---------- MATERIAL SUPPLIED ----------

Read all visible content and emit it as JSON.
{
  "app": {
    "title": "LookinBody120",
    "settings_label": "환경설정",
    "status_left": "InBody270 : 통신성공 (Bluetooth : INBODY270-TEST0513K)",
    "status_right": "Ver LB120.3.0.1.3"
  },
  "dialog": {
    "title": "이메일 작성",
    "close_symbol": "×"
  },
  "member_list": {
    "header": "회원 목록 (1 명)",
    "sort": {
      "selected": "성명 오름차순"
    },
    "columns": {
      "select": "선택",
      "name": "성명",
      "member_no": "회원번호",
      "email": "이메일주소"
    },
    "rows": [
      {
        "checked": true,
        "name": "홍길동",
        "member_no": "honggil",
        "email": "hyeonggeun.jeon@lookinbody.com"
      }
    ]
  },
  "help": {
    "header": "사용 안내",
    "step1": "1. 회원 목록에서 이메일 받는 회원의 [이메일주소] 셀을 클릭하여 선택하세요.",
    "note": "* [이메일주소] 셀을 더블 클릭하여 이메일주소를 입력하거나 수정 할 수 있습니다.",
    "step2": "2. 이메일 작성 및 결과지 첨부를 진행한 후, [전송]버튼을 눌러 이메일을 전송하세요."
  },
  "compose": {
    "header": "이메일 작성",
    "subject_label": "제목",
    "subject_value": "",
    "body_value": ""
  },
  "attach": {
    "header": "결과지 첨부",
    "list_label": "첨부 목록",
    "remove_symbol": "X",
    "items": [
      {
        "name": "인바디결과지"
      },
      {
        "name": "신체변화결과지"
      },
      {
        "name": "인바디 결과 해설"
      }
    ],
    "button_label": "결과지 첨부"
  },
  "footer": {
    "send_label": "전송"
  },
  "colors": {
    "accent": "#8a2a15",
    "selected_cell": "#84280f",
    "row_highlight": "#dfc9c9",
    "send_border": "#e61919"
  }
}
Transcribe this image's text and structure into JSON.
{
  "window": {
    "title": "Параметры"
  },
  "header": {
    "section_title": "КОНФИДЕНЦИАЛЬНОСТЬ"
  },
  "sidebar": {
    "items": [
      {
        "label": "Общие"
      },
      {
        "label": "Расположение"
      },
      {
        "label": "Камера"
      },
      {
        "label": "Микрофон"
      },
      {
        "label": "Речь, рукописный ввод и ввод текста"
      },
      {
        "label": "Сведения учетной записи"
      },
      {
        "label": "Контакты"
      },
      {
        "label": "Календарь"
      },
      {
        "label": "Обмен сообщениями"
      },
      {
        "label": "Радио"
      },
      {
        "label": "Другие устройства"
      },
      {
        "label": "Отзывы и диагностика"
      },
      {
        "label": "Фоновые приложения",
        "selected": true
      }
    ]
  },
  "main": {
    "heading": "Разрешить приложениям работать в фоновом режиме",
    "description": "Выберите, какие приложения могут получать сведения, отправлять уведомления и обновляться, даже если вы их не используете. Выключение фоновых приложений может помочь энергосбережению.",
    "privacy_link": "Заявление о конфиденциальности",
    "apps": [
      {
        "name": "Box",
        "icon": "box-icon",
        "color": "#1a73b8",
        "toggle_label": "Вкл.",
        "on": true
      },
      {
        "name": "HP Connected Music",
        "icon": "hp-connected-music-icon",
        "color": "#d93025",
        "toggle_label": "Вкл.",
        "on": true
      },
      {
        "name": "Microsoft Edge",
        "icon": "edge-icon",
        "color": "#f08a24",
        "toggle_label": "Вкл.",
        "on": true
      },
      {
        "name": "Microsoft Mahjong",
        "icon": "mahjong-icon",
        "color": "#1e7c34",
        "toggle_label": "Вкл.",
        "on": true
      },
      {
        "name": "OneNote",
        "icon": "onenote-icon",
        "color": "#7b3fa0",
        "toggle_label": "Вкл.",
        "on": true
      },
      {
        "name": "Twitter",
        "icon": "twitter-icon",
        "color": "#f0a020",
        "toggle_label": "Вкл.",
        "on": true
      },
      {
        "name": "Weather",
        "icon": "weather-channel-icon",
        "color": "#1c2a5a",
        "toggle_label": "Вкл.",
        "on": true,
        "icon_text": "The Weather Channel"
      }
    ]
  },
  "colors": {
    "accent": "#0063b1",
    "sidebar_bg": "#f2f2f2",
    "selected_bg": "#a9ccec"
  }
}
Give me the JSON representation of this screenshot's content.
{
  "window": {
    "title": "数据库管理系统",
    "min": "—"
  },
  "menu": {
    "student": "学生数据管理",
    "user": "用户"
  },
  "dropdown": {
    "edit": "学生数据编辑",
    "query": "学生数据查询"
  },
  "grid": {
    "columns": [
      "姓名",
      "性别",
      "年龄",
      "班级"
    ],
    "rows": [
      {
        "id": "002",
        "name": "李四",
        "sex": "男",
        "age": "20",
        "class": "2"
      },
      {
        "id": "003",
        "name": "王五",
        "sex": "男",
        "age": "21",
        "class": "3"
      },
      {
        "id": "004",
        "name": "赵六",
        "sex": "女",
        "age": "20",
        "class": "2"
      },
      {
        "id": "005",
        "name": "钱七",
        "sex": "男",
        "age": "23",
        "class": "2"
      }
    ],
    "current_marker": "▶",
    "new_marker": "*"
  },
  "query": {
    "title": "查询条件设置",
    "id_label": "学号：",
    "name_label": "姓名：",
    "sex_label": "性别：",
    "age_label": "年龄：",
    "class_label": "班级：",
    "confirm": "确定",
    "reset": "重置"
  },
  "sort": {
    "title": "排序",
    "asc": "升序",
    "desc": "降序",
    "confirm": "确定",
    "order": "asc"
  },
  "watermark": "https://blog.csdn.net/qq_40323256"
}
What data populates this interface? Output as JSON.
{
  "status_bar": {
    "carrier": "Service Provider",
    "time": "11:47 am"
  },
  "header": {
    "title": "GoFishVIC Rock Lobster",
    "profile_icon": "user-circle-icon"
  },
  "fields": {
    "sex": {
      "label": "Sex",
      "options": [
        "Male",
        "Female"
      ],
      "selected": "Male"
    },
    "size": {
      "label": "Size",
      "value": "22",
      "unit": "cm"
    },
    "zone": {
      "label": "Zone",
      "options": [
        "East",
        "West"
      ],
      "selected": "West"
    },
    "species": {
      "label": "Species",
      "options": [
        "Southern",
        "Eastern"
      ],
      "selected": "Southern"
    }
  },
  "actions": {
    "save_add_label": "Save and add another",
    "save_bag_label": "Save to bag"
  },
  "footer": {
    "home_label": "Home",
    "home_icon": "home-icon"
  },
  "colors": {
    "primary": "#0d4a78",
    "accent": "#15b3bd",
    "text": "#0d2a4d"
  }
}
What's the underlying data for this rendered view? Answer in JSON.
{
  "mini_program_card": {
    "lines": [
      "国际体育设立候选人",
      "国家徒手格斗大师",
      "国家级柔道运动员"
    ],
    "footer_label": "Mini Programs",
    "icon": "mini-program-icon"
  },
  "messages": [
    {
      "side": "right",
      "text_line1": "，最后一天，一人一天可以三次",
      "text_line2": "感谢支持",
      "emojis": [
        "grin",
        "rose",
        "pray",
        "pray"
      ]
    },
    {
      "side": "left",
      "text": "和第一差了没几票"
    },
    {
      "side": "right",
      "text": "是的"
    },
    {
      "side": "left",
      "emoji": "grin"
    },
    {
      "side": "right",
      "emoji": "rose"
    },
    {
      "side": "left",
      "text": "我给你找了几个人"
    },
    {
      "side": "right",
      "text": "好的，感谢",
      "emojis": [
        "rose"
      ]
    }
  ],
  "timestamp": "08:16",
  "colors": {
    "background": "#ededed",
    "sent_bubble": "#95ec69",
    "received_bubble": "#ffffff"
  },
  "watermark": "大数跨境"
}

----------

# EXERCISE INSTRUCTIONS
Every line above needs to be retyped exactly.

# THE COMPLETED TASK
Read all visible content and emit it as JSON.
{
  "app": {
    "title": "LookinBody120",
    "settings_label": "환경설정",
    "status_left": "InBody270 : 통신성공 (Bluetooth : INBODY270-TEST0513K)",
    "status_right": "Ver LB120.3.0.1.3"
  },
  "dialog": {
    "title": "이메일 작성",
    "close_symbol": "×"
  },
  "member_list": {
    "header": "회원 목록 (1 명)",
    "sort": {
      "selected": "성명 오름차순"
    },
    "columns": {
      "select": "선택",
      "name": "성명",
      "member_no": "회원번호",
      "email": "이메일주소"
    },
    "rows": [
      {
        "checked": true,
        "name": "홍길동",
        "member_no": "honggil",
        "email": "hyeonggeun.jeon@lookinbody.com"
      }
    ]
  },
  "help": {
    "header": "사용 안내",
    "step1": "1. 회원 목록에서 이메일 받는 회원의 [이메일주소] 셀을 클릭하여 선택하세요.",
    "note": "* [이메일주소] 셀을 더블 클릭하여 이메일주소를 입력하거나 수정 할 수 있습니다.",
    "step2": "2. 이메일 작성 및 결과지 첨부를 진행한 후, [전송]버튼을 눌러 이메일을 전송하세요."
  },
  "compose": {
    "header": "이메일 작성",
    "subject_label": "제목",
    "subject_value": "",
    "body_value": ""
  },
  "attach": {
    "header": "결과지 첨부",
    "list_label": "첨부 목록",
    "remove_symbol": "X",
    "items": [
      {
        "name": "인바디결과지"
      },
      {
        "name": "신체변화결과지"
      },
      {
        "name": "인바디 결과 해설"
      }
    ],
    "button_label": "결과지 첨부"
  },
  "footer": {
    "send_label": "전송"
  },
  "colors": {
    "accent": "#8a2a15",
    "selected_cell": "#84280f",
    "row_highlight": "#dfc9c9",
    "send_border": "#e61919"
  }
}
Transcribe this image's text and structure into JSON.
{
  "window": {
    "title": "Параметры"
  },
  "header": {
    "section_title": "КОНФИДЕНЦИАЛЬНОСТЬ"
  },
  "sidebar": {
    "items": [
      {
        "label": "Общие"
      },
      {
        "label": "Расположение"
      },
      {
        "label": "Камера"
      },
      {
        "label": "Микрофон"
      },
      {
        "label": "Речь, рукописный ввод и ввод текста"
      },
      {
        "label": "Сведения учетной записи"
      },
      {
        "label": "Контакты"
      },
      {
        "label": "Календарь"
      },
      {
        "label": "Обмен сообщениями"
      },
      {
        "label": "Радио"
      },
      {
        "label": "Другие устройства"
      },
      {
        "label": "Отзывы и диагностика"
      },
      {
        "label": "Фоновые приложения",
        "selected": true
      }
    ]
  },
  "main": {
    "heading": "Разрешить приложениям работать в фоновом режиме",
    "description": "Выберите, какие приложения могут получать сведения, отправлять уведомления и обновляться, даже если вы их не используете. Выключение фоновых приложений может помочь энергосбережению.",
    "privacy_link": "Заявление о конфиденциальности",
    "apps": [
      {
        "name": "Box",
        "icon": "box-icon",
        "color": "#1a73b8",
        "toggle_label": "Вкл.",
        "on": true
      },
      {
        "name": "HP Connected Music",
        "icon": "hp-connected-music-icon",
        "color": "#d93025",
        "toggle_label": "Вкл.",
        "on": true
      },
      {
        "name": "Microsoft Edge",
        "icon": "edge-icon",
        "color": "#f08a24",
        "toggle_label": "Вкл.",
        "on": true
      },
      {
        "name": "Microsoft Mahjong",
        "icon": "mahjong-icon",
        "color": "#1e7c34",
        "toggle_label": "Вкл.",
        "on": true
      },
      {
        "name": "OneNote",
        "icon": "onenote-icon",
        "color": "#7b3fa0",
        "toggle_label": "Вкл.",
        "on": true
      },
      {
        "name": "Twitter",
        "icon": "twitter-icon",
        "color": "#f0a020",
        "toggle_label": "Вкл.",
        "on": true
      },
      {
        "name": "Weather",
        "icon": "weather-channel-icon",
        "color": "#1c2a5a",
        "toggle_label": "Вкл.",
        "on": true,
        "icon_text": "The Weather Channel"
      }
    ]
  },
  "colors": {
    "accent": "#0063b1",
    "sidebar_bg": "#f2f2f2",
    "selected_bg": "#a9ccec"
  }
}
Give me the JSON representation of this screenshot's content.
{
  "window": {
    "title": "数据库管理系统",
    "min": "—"
  },
  "menu": {
    "student": "学生数据管理",
    "user": "用户"
  },
  "dropdown": {
    "edit": "学生数据编辑",
    "query": "学生数据查询"
  },
  "grid": {
    "columns": [
      "姓名",
      "性别",
      "年龄",
      "班级"
    ],
    "rows": [
      {
        "id": "002",
        "name": "李四",
        "sex": "男",
        "age": "20",
        "class": "2"
      },
      {
        "id": "003",
        "name": "王五",
        "sex": "男",
        "age": "21",
        "class": "3"
      },
      {
        "id": "004",
        "name": "赵六",
        "sex": "女",
        "age": "20",
        "class": "2"
      },
      {
        "id": "005",
        "name": "钱七",
        "sex": "男",
        "age": "23",
        "class": "2"
      }
    ],
    "current_marker": "▶",
    "new_marker": "*"
  },
  "query": {
    "title": "查询条件设置",
    "id_label": "学号：",
    "name_label": "姓名：",
    "sex_label": "性别：",
    "age_label": "年龄：",
    "class_label": "班级：",
    "confirm": "确定",
    "reset": "重置"
  },
  "sort": {
    "title": "排序",
    "asc": "升序",
    "desc": "降序",
    "confirm": "确定",
    "order": "asc"
  },
  "watermark": "https://blog.csdn.net/qq_40323256"
}
What data populates this interface? Output as JSON.
{
  "status_bar": {
    "carrier": "Service Provider",
    "time": "11:47 am"
  },
  "header": {
    "title": "GoFishVIC Rock Lobster",
    "profile_icon": "user-circle-icon"
  },
  "fields": {
    "sex": {
      "label": "Sex",
      "options": [
        "Male",
        "Female"
      ],
      "selected": "Male"
    },
    "size": {
      "label": "Size",
      "value": "22",
      "unit": "cm"
    },
    "zone": {
      "label": "Zone",
      "options": [
        "East",
        "West"
      ],
      "selected": "West"
    },
    "species": {
      "label": "Species",
      "options": [
        "Southern",
        "Eastern"
      ],
      "selected": "Southern"
    }
  },
  "actions": {
    "save_add_label": "Save and add another",
    "save_bag_label": "Save to bag"
  },
  "footer": {
    "home_label": "Home",
    "home_icon": "home-icon"
  },
  "colors": {
    "primary": "#0d4a78",
    "accent": "#15b3bd",
    "text": "#0d2a4d"
  }
}
What's the underlying data for this rendered view? Answer in JSON.
{
  "mini_program_card": {
    "lines": [
      "国际体育设立候选人",
      "国家徒手格斗大师",
      "国家级柔道运动员"
    ],
    "footer_label": "Mini Programs",
    "icon": "mini-program-icon"
  },
  "messages": [
    {
      "side": "right",
      "text_line1": "，最后一天，一人一天可以三次",
      "text_line2": "感谢支持",
      "emojis": [
        "grin",
        "rose",
        "pray",
        "pray"
      ]
    },
    {
      "side": "left",
      "text": "和第一差了没几票"
    },
    {
      "side": "right",
      "text": "是的"
    },
    {
      "side": "left",
      "emoji": "grin"
    },
    {
      "side": "right",
      "emoji": "rose"
    },
    {
      "side": "left",
      "text": "我给你找了几个人"
    },
    {
      "side": "right",
      "text": "好的，感谢",
      "emojis": [
        "rose"
      ]
    }
  ],
  "timestamp": "08:16",
  "colors": {
    "background": "#ededed",
    "sent_bubble": "#95ec69",
    "received_bubble": "#ffffff"
  },
  "watermark": "大数跨境"
}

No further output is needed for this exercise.